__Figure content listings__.
--------------------------------
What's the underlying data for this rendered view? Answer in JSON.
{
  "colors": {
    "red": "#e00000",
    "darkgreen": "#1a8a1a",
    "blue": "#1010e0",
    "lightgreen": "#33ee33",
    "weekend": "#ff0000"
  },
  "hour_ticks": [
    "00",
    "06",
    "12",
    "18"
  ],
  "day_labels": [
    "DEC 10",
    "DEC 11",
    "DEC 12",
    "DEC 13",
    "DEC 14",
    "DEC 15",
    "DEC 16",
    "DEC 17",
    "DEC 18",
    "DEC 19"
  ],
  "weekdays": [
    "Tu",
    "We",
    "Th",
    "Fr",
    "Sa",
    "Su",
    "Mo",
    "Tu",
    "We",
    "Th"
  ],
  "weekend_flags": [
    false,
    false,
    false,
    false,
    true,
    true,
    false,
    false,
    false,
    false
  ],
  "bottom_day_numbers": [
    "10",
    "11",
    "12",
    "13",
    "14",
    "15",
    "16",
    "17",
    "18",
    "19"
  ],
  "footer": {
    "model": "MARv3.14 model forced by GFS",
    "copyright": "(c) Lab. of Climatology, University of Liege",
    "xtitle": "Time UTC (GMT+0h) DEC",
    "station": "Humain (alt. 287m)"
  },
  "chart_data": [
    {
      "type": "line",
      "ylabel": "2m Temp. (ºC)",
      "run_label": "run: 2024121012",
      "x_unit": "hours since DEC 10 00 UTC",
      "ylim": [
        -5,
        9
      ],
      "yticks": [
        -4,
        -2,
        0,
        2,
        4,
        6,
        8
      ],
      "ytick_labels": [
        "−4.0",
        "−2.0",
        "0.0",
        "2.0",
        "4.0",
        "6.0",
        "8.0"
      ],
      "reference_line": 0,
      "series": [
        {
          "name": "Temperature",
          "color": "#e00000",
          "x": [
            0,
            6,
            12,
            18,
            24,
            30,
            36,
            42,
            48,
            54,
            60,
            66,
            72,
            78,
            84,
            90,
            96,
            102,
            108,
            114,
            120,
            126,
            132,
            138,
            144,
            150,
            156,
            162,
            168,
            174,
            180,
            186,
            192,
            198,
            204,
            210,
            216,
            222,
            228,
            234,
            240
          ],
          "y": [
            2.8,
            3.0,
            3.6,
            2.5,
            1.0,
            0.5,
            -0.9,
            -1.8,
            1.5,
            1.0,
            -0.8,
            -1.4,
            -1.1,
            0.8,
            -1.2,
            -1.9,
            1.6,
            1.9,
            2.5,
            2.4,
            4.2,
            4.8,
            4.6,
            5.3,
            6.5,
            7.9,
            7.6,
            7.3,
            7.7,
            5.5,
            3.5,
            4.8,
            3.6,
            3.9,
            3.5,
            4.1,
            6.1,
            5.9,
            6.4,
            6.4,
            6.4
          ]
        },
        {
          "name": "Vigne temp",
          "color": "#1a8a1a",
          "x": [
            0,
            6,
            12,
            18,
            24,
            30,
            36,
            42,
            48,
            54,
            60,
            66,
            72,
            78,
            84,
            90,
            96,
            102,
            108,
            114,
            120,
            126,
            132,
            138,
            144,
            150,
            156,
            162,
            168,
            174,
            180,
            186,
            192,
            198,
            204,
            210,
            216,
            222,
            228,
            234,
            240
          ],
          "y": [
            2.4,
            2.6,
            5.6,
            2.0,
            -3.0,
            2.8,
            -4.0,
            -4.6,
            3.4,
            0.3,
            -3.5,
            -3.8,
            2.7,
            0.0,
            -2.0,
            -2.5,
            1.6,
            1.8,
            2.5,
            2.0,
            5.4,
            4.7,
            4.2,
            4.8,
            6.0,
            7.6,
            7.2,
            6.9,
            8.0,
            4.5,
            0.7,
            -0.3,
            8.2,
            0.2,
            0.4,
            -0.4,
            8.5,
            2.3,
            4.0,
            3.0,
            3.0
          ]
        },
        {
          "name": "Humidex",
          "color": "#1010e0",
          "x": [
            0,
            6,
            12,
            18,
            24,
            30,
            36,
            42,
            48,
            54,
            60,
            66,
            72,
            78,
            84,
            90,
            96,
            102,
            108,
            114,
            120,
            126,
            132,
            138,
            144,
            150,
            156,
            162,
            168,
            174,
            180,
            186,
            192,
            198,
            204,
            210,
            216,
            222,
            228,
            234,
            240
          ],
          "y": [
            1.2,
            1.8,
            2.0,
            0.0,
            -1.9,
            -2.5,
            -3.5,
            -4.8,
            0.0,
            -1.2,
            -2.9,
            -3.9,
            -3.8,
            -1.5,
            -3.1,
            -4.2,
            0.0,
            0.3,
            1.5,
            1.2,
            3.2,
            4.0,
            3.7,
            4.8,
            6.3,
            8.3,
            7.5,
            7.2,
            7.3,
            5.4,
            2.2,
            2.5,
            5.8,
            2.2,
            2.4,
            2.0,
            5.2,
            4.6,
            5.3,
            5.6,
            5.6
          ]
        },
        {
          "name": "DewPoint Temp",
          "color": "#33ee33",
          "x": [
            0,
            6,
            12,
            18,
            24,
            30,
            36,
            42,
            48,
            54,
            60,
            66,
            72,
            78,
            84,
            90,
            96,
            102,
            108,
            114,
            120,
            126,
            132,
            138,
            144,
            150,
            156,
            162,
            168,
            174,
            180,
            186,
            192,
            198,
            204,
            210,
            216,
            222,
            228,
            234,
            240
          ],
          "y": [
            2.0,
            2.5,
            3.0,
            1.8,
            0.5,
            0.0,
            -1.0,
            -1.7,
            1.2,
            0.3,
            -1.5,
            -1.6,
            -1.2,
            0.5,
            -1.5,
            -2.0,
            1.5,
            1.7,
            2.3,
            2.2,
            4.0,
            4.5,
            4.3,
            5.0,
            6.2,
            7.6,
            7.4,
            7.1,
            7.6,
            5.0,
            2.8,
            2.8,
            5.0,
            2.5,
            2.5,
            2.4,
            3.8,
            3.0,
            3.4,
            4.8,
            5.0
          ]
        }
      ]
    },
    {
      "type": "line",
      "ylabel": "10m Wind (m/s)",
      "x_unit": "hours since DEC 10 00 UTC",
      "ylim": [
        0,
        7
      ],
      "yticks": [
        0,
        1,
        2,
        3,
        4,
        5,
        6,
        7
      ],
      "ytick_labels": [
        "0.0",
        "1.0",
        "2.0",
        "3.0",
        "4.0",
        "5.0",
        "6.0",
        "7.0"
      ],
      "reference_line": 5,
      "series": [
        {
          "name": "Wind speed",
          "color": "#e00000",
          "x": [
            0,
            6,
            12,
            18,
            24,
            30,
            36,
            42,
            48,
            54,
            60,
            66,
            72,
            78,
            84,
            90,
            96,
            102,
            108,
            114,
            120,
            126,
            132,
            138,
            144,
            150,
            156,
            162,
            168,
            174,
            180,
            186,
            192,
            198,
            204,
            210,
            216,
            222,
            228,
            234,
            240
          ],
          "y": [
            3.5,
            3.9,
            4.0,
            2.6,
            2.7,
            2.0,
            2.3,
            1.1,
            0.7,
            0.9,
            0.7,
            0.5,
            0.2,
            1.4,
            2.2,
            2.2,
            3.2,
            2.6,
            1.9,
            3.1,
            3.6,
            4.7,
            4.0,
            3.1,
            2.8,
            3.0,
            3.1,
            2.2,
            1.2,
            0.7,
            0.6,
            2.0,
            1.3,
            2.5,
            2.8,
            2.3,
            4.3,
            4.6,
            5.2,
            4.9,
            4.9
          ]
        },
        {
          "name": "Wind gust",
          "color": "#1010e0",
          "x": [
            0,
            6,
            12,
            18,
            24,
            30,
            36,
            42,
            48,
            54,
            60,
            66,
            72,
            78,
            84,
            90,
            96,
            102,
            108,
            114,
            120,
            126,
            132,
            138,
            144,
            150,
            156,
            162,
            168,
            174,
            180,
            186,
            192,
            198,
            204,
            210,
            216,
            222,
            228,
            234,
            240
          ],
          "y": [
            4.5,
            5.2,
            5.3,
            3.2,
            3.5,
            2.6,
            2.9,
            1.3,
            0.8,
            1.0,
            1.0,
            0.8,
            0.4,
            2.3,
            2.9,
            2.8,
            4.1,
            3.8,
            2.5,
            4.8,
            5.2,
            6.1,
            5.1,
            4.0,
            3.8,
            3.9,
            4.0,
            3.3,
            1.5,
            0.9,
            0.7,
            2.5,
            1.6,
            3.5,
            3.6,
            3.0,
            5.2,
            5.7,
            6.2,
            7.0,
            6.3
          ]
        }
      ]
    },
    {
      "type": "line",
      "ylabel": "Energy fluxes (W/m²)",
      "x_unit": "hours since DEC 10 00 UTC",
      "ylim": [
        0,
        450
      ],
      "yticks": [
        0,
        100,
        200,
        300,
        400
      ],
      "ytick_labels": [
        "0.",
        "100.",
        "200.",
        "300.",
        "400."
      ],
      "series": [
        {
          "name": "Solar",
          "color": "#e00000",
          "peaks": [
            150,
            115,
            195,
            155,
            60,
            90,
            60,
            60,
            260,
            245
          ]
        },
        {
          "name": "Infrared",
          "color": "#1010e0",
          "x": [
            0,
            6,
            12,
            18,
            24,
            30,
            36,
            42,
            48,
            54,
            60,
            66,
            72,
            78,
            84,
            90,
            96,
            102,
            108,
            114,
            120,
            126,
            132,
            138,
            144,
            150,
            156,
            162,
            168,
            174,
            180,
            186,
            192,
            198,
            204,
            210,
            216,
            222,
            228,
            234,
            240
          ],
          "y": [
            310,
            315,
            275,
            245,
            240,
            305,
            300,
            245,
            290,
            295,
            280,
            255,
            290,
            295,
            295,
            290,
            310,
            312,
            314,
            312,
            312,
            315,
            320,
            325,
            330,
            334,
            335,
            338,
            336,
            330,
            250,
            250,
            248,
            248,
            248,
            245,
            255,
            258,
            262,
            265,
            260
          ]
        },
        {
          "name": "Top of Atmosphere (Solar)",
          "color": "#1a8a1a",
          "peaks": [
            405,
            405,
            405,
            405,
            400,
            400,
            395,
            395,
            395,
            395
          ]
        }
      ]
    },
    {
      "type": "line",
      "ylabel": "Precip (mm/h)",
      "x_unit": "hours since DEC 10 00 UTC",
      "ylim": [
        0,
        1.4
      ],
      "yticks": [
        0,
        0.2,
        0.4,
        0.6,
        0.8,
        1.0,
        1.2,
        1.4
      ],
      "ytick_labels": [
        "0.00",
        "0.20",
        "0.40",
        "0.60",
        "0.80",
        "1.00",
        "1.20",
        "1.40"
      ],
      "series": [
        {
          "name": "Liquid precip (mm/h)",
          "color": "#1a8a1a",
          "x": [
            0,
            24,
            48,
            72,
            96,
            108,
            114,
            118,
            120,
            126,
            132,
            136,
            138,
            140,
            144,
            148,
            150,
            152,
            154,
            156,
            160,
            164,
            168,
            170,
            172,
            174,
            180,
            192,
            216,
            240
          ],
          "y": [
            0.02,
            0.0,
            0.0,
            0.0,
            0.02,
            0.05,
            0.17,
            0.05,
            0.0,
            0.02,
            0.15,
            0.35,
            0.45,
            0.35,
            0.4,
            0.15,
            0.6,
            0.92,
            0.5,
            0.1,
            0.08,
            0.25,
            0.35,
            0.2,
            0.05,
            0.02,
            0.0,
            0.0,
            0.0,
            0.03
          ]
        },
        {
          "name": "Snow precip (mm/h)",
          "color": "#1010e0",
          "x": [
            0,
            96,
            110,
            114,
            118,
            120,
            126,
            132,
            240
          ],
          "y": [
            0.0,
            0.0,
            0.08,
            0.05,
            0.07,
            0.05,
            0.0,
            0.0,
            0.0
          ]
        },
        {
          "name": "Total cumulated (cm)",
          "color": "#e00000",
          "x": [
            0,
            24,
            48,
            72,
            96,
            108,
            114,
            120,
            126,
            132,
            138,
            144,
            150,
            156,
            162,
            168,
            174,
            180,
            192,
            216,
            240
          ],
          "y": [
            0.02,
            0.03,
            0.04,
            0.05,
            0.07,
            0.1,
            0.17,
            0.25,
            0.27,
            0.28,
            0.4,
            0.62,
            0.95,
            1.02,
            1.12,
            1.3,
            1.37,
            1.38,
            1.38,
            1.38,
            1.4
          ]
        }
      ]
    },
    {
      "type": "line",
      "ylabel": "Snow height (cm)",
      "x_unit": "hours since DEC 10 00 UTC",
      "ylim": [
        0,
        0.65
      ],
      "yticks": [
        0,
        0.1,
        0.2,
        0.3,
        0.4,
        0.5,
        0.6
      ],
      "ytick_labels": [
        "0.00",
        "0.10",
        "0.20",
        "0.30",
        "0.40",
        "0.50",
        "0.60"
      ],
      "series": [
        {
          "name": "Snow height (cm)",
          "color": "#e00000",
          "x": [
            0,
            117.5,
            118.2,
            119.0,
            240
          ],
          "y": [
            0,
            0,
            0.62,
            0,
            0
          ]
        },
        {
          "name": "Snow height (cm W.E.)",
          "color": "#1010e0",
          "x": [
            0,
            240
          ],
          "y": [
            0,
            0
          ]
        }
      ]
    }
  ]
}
--------------------------------
__Problem to solve__. Sift the material for lines with the string "height". Copy each one found.

__Solution for this problem__.
      "ylabel": "Snow height (cm)",
          "name": "Snow height (cm)",
          "name": "Snow height (cm W.E.)",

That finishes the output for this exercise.